### Directions
Pull every line holding the string "Аполо" from the records below.

_ _ _ _

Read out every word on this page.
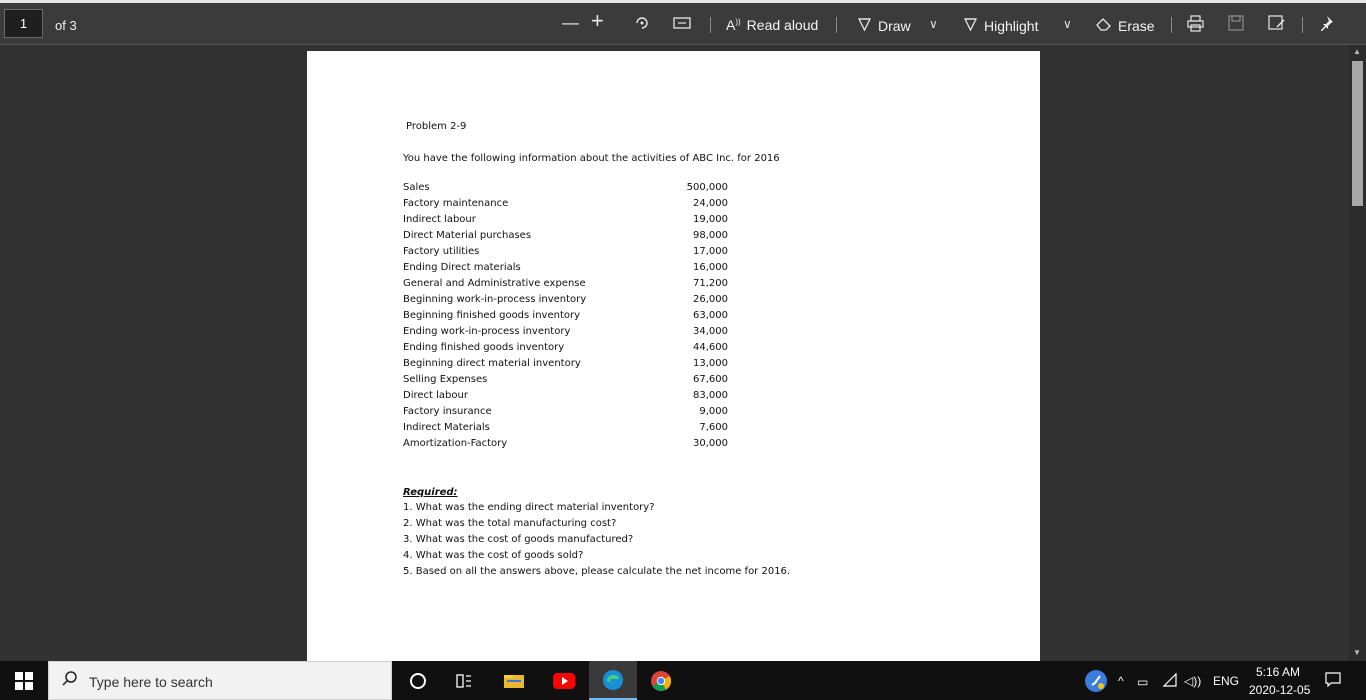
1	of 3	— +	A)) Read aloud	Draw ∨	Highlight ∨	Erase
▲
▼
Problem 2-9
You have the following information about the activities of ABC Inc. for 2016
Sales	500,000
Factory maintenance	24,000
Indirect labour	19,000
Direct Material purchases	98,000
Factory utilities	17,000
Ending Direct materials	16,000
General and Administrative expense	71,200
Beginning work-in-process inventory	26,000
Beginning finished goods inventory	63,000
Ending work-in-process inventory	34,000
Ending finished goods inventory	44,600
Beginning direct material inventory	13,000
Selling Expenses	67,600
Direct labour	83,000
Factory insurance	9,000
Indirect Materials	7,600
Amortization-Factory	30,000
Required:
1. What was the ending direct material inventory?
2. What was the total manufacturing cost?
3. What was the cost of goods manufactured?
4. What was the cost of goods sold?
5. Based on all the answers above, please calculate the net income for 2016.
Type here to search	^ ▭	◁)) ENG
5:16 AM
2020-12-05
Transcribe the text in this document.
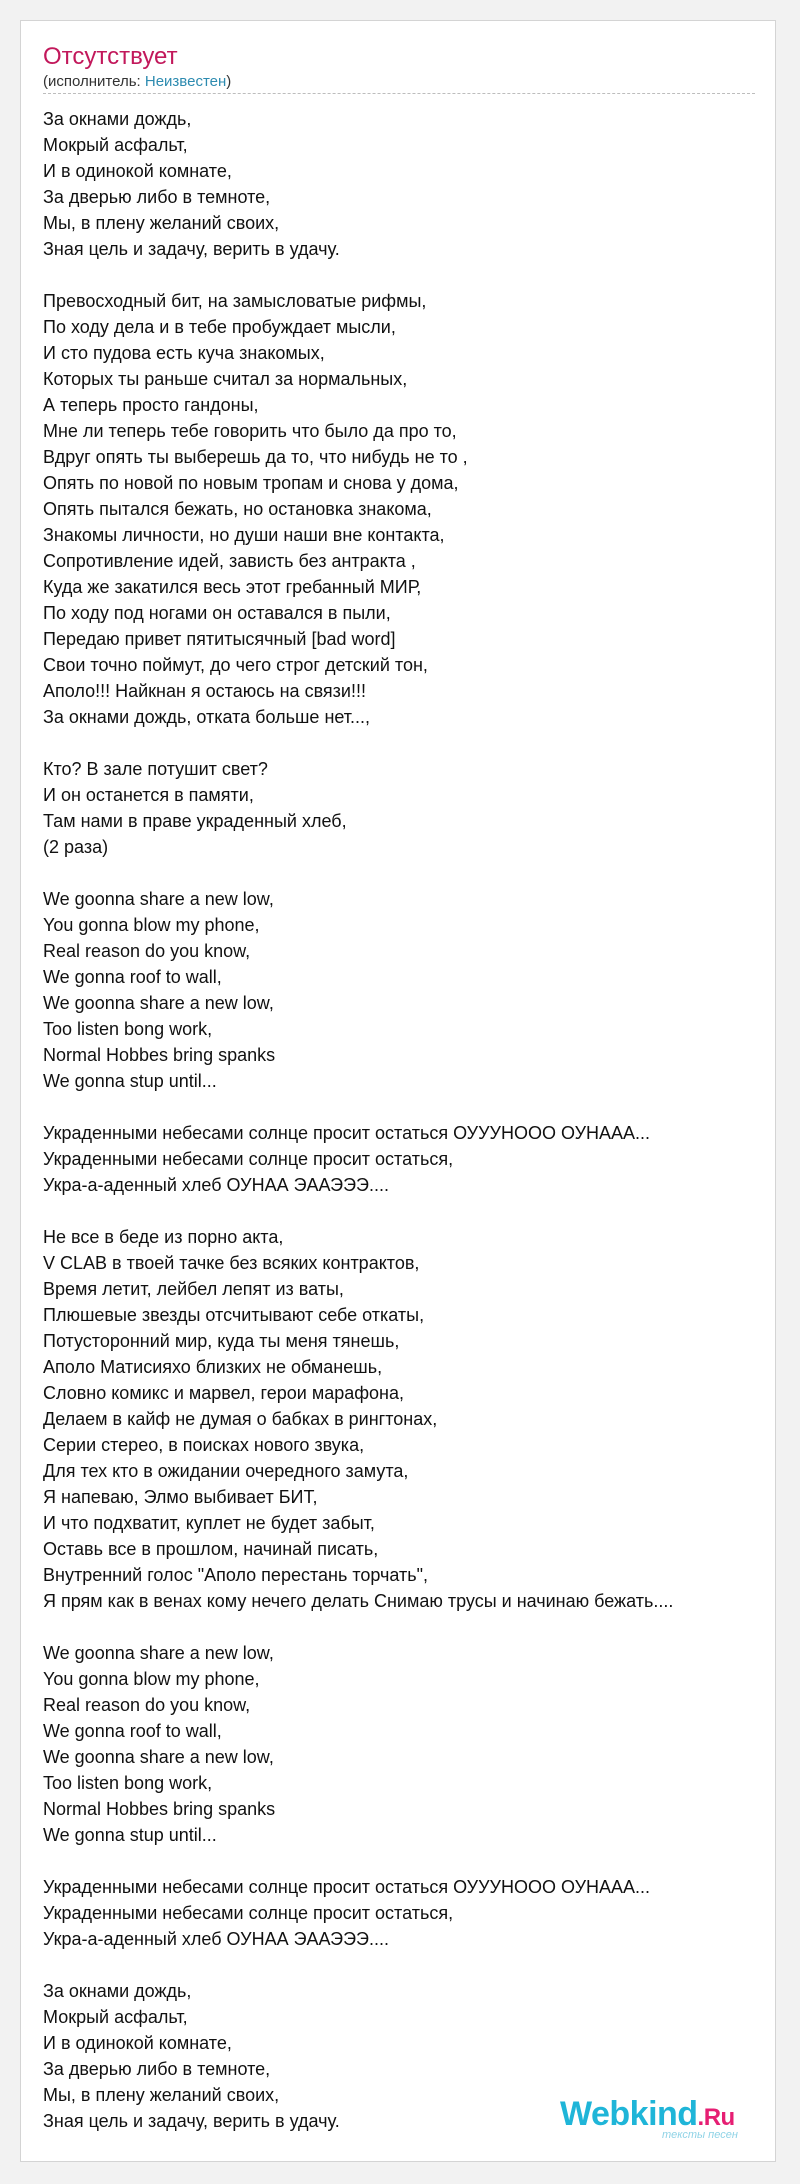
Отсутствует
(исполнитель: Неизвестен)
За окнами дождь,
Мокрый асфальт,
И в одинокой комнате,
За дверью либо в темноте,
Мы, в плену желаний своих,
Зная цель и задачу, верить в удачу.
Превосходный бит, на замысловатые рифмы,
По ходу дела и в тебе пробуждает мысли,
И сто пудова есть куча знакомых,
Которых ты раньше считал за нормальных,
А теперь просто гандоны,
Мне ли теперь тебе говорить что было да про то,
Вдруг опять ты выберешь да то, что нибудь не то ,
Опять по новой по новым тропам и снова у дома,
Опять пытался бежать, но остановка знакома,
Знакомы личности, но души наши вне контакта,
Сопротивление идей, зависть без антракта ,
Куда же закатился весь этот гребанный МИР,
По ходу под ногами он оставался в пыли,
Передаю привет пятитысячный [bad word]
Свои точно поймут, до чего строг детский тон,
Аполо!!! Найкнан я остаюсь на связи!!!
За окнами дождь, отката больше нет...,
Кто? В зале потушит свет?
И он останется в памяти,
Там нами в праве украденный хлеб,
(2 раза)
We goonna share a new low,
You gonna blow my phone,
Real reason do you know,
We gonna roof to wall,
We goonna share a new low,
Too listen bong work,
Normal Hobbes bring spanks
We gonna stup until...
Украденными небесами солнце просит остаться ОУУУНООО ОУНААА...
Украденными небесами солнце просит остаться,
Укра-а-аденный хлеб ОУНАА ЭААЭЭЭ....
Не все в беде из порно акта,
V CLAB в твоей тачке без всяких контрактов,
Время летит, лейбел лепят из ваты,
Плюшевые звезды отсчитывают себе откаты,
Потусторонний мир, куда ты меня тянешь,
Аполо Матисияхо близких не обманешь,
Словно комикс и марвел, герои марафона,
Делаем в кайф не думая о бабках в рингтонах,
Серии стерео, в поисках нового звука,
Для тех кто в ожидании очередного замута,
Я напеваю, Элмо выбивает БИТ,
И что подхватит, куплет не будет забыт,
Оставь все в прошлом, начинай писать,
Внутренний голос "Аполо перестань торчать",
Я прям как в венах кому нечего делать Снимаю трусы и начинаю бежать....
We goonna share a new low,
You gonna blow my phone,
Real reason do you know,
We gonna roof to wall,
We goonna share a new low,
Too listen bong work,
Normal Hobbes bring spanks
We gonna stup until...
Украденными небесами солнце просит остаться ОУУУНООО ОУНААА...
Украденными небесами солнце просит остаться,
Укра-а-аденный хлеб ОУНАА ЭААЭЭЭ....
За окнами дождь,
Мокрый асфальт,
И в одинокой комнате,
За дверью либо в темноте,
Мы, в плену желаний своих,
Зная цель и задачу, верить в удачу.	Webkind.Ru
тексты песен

_ _ _ _

### Task solution
Аполо!!! Найкнан я остаюсь на связи!!!
Аполо Матисияхо близких не обманешь,
Внутренний голос "Аполо перестань торчать",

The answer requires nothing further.